> _SUPPLIED INFORMATION_:
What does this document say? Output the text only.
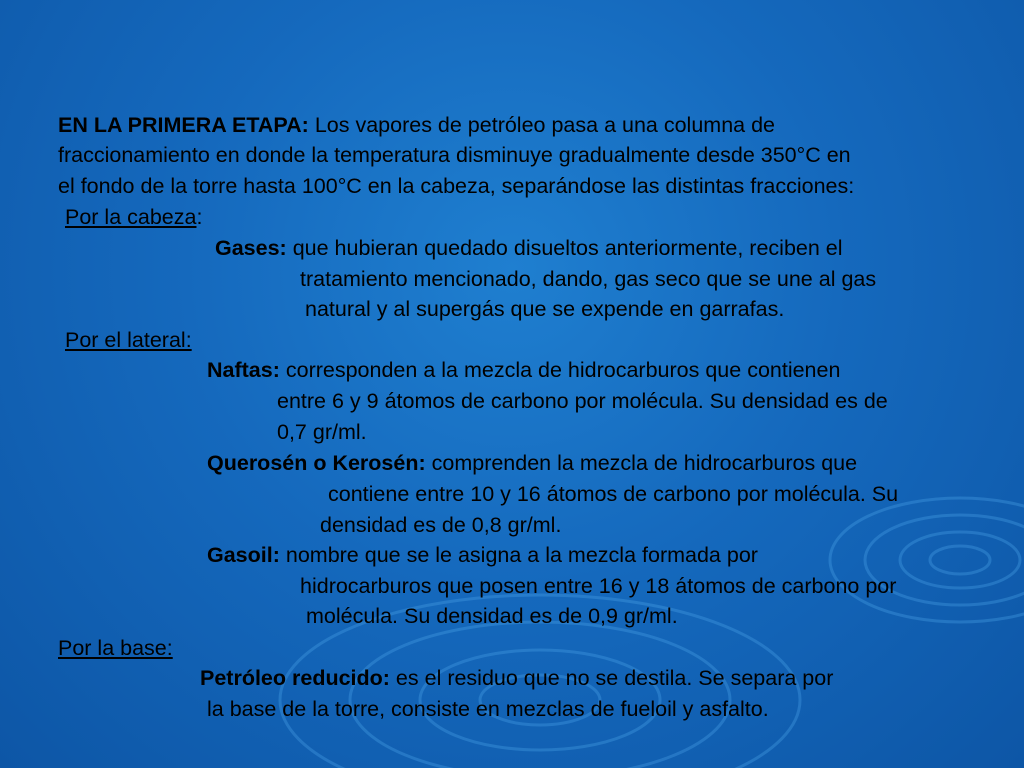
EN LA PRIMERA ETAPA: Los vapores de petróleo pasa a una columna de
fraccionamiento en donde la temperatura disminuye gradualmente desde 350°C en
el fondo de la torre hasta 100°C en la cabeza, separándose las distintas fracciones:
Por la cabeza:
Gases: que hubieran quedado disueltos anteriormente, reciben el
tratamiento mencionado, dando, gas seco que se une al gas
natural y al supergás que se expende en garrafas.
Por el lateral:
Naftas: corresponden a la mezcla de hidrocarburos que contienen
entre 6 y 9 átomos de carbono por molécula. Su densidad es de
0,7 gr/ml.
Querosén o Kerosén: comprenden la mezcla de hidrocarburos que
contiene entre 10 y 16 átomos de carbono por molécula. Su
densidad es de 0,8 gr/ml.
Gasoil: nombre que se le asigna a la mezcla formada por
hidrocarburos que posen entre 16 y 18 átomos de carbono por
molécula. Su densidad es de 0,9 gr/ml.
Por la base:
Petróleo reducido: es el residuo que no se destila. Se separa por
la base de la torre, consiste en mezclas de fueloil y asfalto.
---
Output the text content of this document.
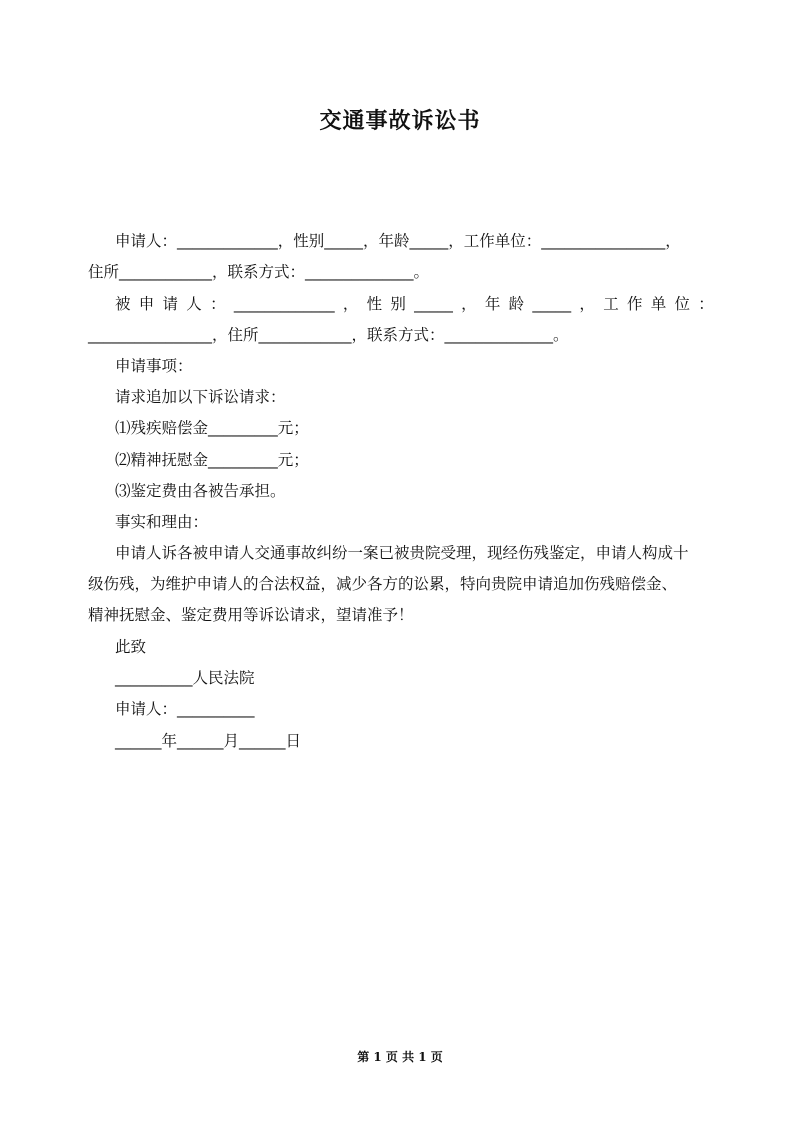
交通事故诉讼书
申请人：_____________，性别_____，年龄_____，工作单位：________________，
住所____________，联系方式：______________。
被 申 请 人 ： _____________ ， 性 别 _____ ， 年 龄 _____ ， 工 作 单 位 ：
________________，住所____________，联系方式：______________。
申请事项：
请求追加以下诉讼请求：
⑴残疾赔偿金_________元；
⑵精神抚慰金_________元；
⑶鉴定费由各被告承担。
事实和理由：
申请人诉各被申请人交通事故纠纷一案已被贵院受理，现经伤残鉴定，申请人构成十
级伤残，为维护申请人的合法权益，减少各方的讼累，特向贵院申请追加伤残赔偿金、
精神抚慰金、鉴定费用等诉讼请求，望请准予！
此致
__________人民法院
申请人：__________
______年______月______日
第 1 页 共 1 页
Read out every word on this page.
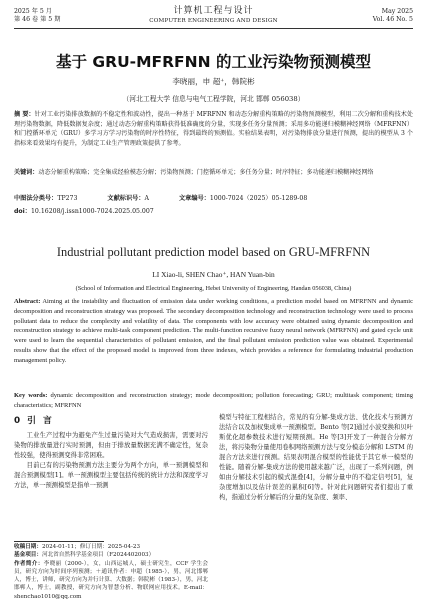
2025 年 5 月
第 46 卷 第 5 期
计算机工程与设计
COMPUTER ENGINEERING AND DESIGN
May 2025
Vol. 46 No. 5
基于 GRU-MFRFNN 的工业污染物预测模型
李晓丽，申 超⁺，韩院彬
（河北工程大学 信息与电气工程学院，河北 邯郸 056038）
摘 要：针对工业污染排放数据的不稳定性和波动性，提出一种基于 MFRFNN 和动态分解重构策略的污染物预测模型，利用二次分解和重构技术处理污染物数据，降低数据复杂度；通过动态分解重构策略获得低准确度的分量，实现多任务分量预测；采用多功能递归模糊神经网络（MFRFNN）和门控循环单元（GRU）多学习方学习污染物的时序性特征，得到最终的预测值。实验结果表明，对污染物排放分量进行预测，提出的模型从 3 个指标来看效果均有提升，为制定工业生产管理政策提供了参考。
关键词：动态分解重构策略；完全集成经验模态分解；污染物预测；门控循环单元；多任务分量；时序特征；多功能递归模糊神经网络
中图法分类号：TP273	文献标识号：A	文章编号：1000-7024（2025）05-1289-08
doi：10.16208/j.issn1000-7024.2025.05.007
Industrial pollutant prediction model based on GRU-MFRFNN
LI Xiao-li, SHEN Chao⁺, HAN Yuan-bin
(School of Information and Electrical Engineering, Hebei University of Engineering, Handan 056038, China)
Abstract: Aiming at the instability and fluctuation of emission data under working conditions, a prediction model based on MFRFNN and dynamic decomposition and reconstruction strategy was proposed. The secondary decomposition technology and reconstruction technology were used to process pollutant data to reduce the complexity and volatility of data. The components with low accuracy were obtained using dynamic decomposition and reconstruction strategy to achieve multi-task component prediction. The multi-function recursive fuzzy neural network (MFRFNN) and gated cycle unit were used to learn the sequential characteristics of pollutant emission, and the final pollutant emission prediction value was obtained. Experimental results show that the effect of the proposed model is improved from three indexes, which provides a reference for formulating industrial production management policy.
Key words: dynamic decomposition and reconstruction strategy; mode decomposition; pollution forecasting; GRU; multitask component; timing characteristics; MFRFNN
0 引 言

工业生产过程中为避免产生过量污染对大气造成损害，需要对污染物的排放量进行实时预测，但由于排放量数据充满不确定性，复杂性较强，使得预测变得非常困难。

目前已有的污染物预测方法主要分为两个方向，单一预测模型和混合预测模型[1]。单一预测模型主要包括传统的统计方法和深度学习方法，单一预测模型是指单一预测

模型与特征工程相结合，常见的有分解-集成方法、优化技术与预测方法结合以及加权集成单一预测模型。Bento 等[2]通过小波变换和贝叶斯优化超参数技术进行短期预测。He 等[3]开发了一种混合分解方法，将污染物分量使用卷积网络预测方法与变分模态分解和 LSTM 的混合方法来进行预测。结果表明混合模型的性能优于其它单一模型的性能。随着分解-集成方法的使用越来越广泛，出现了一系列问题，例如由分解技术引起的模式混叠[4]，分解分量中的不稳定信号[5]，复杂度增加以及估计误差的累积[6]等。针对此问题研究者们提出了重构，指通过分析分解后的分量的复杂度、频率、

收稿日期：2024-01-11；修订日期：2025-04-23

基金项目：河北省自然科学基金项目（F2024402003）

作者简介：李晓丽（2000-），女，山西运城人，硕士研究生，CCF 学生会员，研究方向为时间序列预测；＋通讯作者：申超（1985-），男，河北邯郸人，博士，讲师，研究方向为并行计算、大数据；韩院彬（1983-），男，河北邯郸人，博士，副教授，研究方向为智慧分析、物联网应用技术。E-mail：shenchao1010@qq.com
...
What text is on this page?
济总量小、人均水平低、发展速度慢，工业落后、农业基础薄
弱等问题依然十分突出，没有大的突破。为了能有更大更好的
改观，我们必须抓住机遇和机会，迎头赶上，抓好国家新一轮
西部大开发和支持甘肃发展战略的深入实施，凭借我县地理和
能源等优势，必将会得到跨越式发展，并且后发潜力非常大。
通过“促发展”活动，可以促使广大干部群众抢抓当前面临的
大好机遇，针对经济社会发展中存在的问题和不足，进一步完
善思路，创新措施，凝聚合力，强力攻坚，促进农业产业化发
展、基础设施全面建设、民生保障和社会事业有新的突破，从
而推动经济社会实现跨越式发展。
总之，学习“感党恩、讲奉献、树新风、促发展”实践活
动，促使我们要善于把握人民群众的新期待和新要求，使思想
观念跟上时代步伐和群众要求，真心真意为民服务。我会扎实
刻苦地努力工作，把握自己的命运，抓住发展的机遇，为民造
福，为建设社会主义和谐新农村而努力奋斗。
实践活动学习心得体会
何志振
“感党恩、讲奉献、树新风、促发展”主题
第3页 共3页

> _EXERCISE_:
Give nothing but the count of lines in the listing above that hold the string "torre".

> _THE COMPLETED TASK_:
2